Brief ->
Every record here needs to be written out again exactly.

Extracted entries ->

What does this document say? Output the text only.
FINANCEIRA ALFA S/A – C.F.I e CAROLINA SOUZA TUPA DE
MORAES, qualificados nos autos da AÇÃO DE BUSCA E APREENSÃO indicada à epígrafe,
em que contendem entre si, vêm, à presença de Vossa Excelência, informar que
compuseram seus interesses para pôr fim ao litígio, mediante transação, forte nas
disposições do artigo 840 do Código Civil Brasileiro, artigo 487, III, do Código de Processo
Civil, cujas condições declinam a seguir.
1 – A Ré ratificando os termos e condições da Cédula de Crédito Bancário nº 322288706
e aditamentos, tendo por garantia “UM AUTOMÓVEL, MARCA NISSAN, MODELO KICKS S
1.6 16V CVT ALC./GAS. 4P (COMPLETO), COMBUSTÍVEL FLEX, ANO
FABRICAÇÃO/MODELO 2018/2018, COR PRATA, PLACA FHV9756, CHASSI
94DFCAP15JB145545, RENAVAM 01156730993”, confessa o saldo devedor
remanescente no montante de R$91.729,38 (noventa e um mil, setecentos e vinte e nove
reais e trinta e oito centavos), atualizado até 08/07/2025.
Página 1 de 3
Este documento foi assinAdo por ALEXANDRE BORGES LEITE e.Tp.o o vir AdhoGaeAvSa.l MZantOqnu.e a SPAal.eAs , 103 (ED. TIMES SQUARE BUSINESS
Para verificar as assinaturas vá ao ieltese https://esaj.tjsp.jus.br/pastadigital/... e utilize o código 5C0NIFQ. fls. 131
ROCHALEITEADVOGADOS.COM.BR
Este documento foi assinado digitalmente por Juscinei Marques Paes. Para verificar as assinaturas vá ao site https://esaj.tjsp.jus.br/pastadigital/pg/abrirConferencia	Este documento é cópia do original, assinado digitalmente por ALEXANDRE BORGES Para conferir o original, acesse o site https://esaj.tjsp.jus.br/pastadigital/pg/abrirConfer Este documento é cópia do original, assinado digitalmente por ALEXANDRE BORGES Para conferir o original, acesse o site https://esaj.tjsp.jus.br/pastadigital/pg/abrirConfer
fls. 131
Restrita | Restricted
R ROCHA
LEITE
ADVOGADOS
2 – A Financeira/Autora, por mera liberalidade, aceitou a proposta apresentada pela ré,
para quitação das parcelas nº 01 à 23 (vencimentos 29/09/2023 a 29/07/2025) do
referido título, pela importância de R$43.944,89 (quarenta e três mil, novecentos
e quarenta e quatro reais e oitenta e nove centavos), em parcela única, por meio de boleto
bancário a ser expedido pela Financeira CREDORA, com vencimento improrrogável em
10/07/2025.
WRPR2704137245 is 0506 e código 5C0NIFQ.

Result below ->
What does this document say? Output the text only.
FINANCEIRA ALFA S/A – C.F.I e CAROLINA SOUZA TUPA DE
MORAES, qualificados nos autos da AÇÃO DE BUSCA E APREENSÃO indicada à epígrafe,
em que contendem entre si, vêm, à presença de Vossa Excelência, informar que
compuseram seus interesses para pôr fim ao litígio, mediante transação, forte nas
disposições do artigo 840 do Código Civil Brasileiro, artigo 487, III, do Código de Processo
Civil, cujas condições declinam a seguir.
1 – A Ré ratificando os termos e condições da Cédula de Crédito Bancário nº 322288706
e aditamentos, tendo por garantia “UM AUTOMÓVEL, MARCA NISSAN, MODELO KICKS S
1.6 16V CVT ALC./GAS. 4P (COMPLETO), COMBUSTÍVEL FLEX, ANO
FABRICAÇÃO/MODELO 2018/2018, COR PRATA, PLACA FHV9756, CHASSI
94DFCAP15JB145545, RENAVAM 01156730993”, confessa o saldo devedor
remanescente no montante de R$91.729,38 (noventa e um mil, setecentos e vinte e nove
reais e trinta e oito centavos), atualizado até 08/07/2025.
Página 1 de 3
Este documento foi assinAdo por ALEXANDRE BORGES LEITE e.Tp.o o vir AdhoGaeAvSa.l MZantOqnu.e a SPAal.eAs , 103 (ED. TIMES SQUARE BUSINESS
Para verificar as assinaturas vá ao ieltese https://esaj.tjsp.jus.br/pastadigital/... e utilize o código 5C0NIFQ. fls. 131
ROCHALEITEADVOGADOS.COM.BR
Este documento foi assinado digitalmente por Juscinei Marques Paes. Para verificar as assinaturas vá ao site https://esaj.tjsp.jus.br/pastadigital/pg/abrirConferencia	Este documento é cópia do original, assinado digitalmente por ALEXANDRE BORGES Para conferir o original, acesse o site https://esaj.tjsp.jus.br/pastadigital/pg/abrirConfer Este documento é cópia do original, assinado digitalmente por ALEXANDRE BORGES Para conferir o original, acesse o site https://esaj.tjsp.jus.br/pastadigital/pg/abrirConfer
fls. 131
Restrita | Restricted
R ROCHA
LEITE
ADVOGADOS
2 – A Financeira/Autora, por mera liberalidade, aceitou a proposta apresentada pela ré,
para quitação das parcelas nº 01 à 23 (vencimentos 29/09/2023 a 29/07/2025) do
referido título, pela importância de R$43.944,89 (quarenta e três mil, novecentos
e quarenta e quatro reais e oitenta e nove centavos), em parcela única, por meio de boleto
bancário a ser expedido pela Financeira CREDORA, com vencimento improrrogável em
10/07/2025.
WRPR2704137245 is 0506 e código 5C0NIFQ.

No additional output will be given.